Given information:

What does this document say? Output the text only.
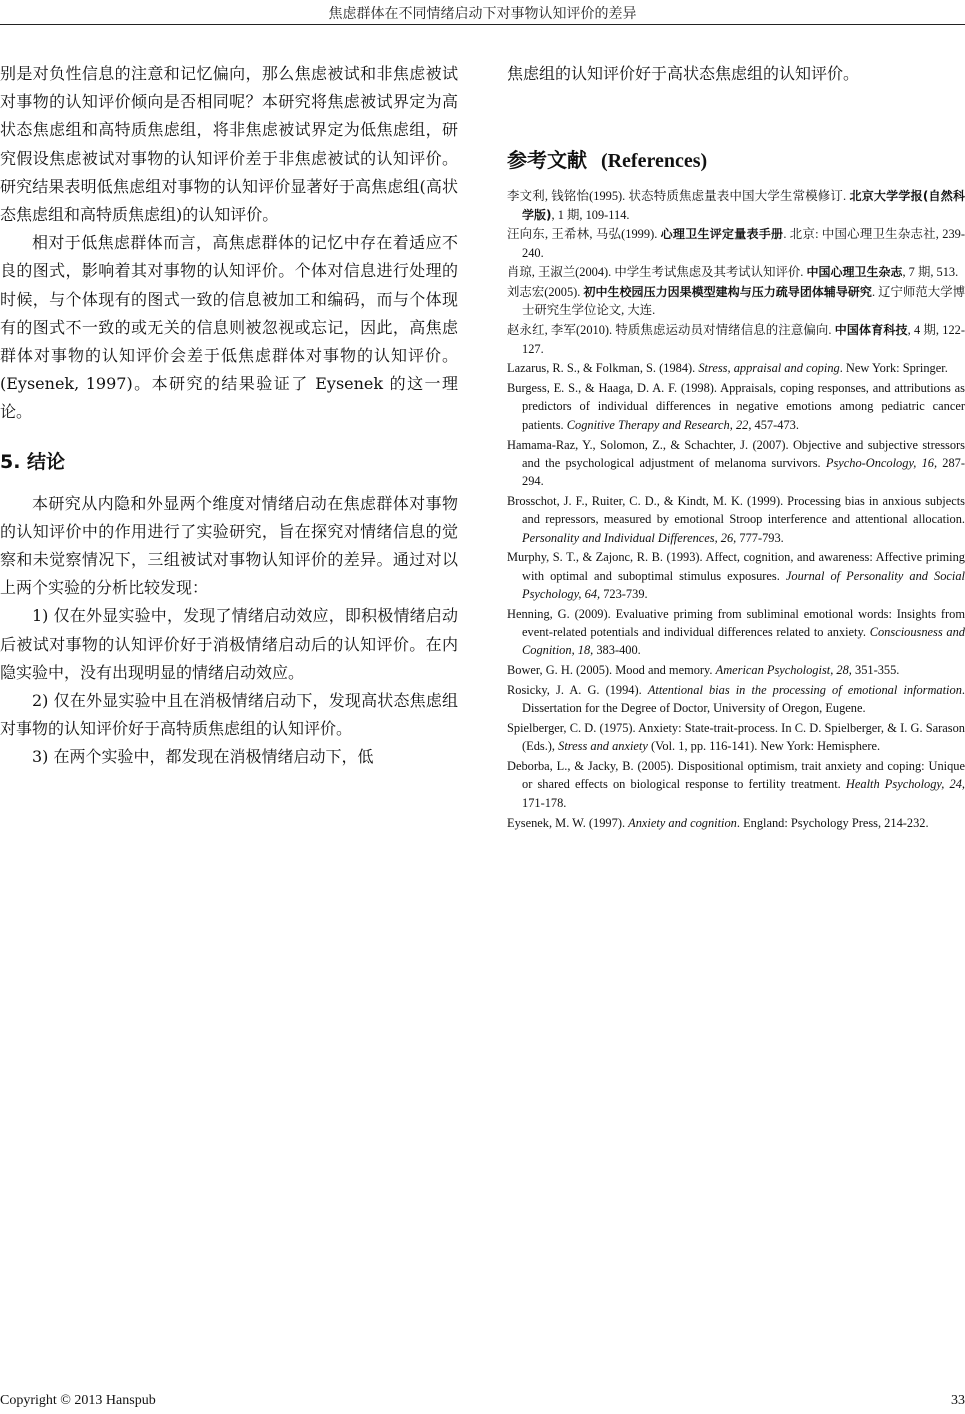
焦虑群体在不同情绪启动下对事物认知评价的差异

别是对负性信息的注意和记忆偏向，那么焦虑被试和非焦虑被试对事物的认知评价倾向是否相同呢？本研究将焦虑被试界定为高状态焦虑组和高特质焦虑组，将非焦虑被试界定为低焦虑组，研究假设焦虑被试对事物的认知评价差于非焦虑被试的认知评价。研究结果表明低焦虑组对事物的认知评价显著好于高焦虑组(高状态焦虑组和高特质焦虑组)的认知评价。

相对于低焦虑群体而言，高焦虑群体的记忆中存在着适应不良的图式，影响着其对事物的认知评价。个体对信息进行处理的时候，与个体现有的图式一致的信息被加工和编码，而与个体现有的图式不一致的或无关的信息则被忽视或忘记，因此，高焦虑群体对事物的认知评价会差于低焦虑群体对事物的认知评价。(Eysenek, 1997)。本研究的结果验证了 Eysenek 的这一理论。

5. 结论

本研究从内隐和外显两个维度对情绪启动在焦虑群体对事物的认知评价中的作用进行了实验研究，旨在探究对情绪信息的觉察和未觉察情况下，三组被试对事物认知评价的差异。通过对以上两个实验的分析比较发现：

1) 仅在外显实验中，发现了情绪启动效应，即积极情绪启动后被试对事物的认知评价好于消极情绪启动后的认知评价。在内隐实验中，没有出现明显的情绪启动效应。

2) 仅在外显实验中且在消极情绪启动下，发现高状态焦虑组对事物的认知评价好于高特质焦虑组的认知评价。

3) 在两个实验中，都发现在消极情绪启动下，低

焦虑组的认知评价好于高状态焦虑组的认知评价。

参考文献 (References)

李文利, 钱铭怡(1995). 状态特质焦虑量表中国大学生常模修订. 北京大学学报(自然科学版), 1 期, 109-114.

汪向东, 王希林, 马弘(1999). 心理卫生评定量表手册. 北京: 中国心理卫生杂志社, 239-240.

肖琼, 王淑兰(2004). 中学生考试焦虑及其考试认知评价. 中国心理卫生杂志, 7 期, 513.

刘志宏(2005). 初中生校园压力因果模型建构与压力疏导团体辅导研究. 辽宁师范大学博士研究生学位论文, 大连.

赵永红, 李军(2010). 特质焦虑运动员对情绪信息的注意偏向. 中国体育科技, 4 期, 122-127.

Lazarus, R. S., & Folkman, S. (1984). Stress, appraisal and coping. New York: Springer.

Burgess, E. S., & Haaga, D. A. F. (1998). Appraisals, coping responses, and attributions as predictors of individual differences in negative emotions among pediatric cancer patients. Cognitive Therapy and Research, 22, 457-473.

Hamama-Raz, Y., Solomon, Z., & Schachter, J. (2007). Objective and subjective stressors and the psychological adjustment of melanoma survivors. Psycho-Oncology, 16, 287-294.

Brosschot, J. F., Ruiter, C. D., & Kindt, M. K. (1999). Processing bias in anxious subjects and repressors, measured by emotional Stroop interference and attentional allocation. Personality and Individual Differences, 26, 777-793.

Murphy, S. T., & Zajonc, R. B. (1993). Affect, cognition, and awareness: Affective priming with optimal and suboptimal stimulus exposures. Journal of Personality and Social Psychology, 64, 723-739.

Henning, G. (2009). Evaluative priming from subliminal emotional words: Insights from event-related potentials and individual differences related to anxiety. Consciousness and Cognition, 18, 383-400.

Bower, G. H. (2005). Mood and memory. American Psychologist, 28, 351-355.

Rosicky, J. A. G. (1994). Attentional bias in the processing of emotional information. Dissertation for the Degree of Doctor, University of Oregon, Eugene.

Spielberger, C. D. (1975). Anxiety: State-trait-process. In C. D. Spielberger, & I. G. Sarason (Eds.), Stress and anxiety (Vol. 1, pp. 116-141). New York: Hemisphere.

Deborba, L., & Jacky, B. (2005). Dispositional optimism, trait anxiety and coping: Unique or shared effects on biological response to fertility treatment. Health Psychology, 24, 171-178.

Eysenek, M. W. (1997). Anxiety and cognition. England: Psychology Press, 214-232.

Copyright © 2013 Hanspub	33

Work instructions:
For each entry, repeat its text exactly and leave out any picture it holds.

Answer:
What does this document say? Output the text only.
焦虑群体在不同情绪启动下对事物认知评价的差异

别是对负性信息的注意和记忆偏向，那么焦虑被试和非焦虑被试对事物的认知评价倾向是否相同呢？本研究将焦虑被试界定为高状态焦虑组和高特质焦虑组，将非焦虑被试界定为低焦虑组，研究假设焦虑被试对事物的认知评价差于非焦虑被试的认知评价。研究结果表明低焦虑组对事物的认知评价显著好于高焦虑组(高状态焦虑组和高特质焦虑组)的认知评价。

相对于低焦虑群体而言，高焦虑群体的记忆中存在着适应不良的图式，影响着其对事物的认知评价。个体对信息进行处理的时候，与个体现有的图式一致的信息被加工和编码，而与个体现有的图式不一致的或无关的信息则被忽视或忘记，因此，高焦虑群体对事物的认知评价会差于低焦虑群体对事物的认知评价。(Eysenek, 1997)。本研究的结果验证了 Eysenek 的这一理论。

5. 结论

本研究从内隐和外显两个维度对情绪启动在焦虑群体对事物的认知评价中的作用进行了实验研究，旨在探究对情绪信息的觉察和未觉察情况下，三组被试对事物认知评价的差异。通过对以上两个实验的分析比较发现：

1) 仅在外显实验中，发现了情绪启动效应，即积极情绪启动后被试对事物的认知评价好于消极情绪启动后的认知评价。在内隐实验中，没有出现明显的情绪启动效应。

2) 仅在外显实验中且在消极情绪启动下，发现高状态焦虑组对事物的认知评价好于高特质焦虑组的认知评价。

3) 在两个实验中，都发现在消极情绪启动下，低

焦虑组的认知评价好于高状态焦虑组的认知评价。

参考文献 (References)

李文利, 钱铭怡(1995). 状态特质焦虑量表中国大学生常模修订. 北京大学学报(自然科学版), 1 期, 109-114.

汪向东, 王希林, 马弘(1999). 心理卫生评定量表手册. 北京: 中国心理卫生杂志社, 239-240.

肖琼, 王淑兰(2004). 中学生考试焦虑及其考试认知评价. 中国心理卫生杂志, 7 期, 513.

刘志宏(2005). 初中生校园压力因果模型建构与压力疏导团体辅导研究. 辽宁师范大学博士研究生学位论文, 大连.

赵永红, 李军(2010). 特质焦虑运动员对情绪信息的注意偏向. 中国体育科技, 4 期, 122-127.

Lazarus, R. S., & Folkman, S. (1984). Stress, appraisal and coping. New York: Springer.

Burgess, E. S., & Haaga, D. A. F. (1998). Appraisals, coping responses, and attributions as predictors of individual differences in negative emotions among pediatric cancer patients. Cognitive Therapy and Research, 22, 457-473.

Hamama-Raz, Y., Solomon, Z., & Schachter, J. (2007). Objective and subjective stressors and the psychological adjustment of melanoma survivors. Psycho-Oncology, 16, 287-294.

Brosschot, J. F., Ruiter, C. D., & Kindt, M. K. (1999). Processing bias in anxious subjects and repressors, measured by emotional Stroop interference and attentional allocation. Personality and Individual Differences, 26, 777-793.

Murphy, S. T., & Zajonc, R. B. (1993). Affect, cognition, and awareness: Affective priming with optimal and suboptimal stimulus exposures. Journal of Personality and Social Psychology, 64, 723-739.

Henning, G. (2009). Evaluative priming from subliminal emotional words: Insights from event-related potentials and individual differences related to anxiety. Consciousness and Cognition, 18, 383-400.

Bower, G. H. (2005). Mood and memory. American Psychologist, 28, 351-355.

Rosicky, J. A. G. (1994). Attentional bias in the processing of emotional information. Dissertation for the Degree of Doctor, University of Oregon, Eugene.

Spielberger, C. D. (1975). Anxiety: State-trait-process. In C. D. Spielberger, & I. G. Sarason (Eds.), Stress and anxiety (Vol. 1, pp. 116-141). New York: Hemisphere.

Deborba, L., & Jacky, B. (2005). Dispositional optimism, trait anxiety and coping: Unique or shared effects on biological response to fertility treatment. Health Psychology, 24, 171-178.

Eysenek, M. W. (1997). Anxiety and cognition. England: Psychology Press, 214-232.

Copyright © 2013 Hanspub	33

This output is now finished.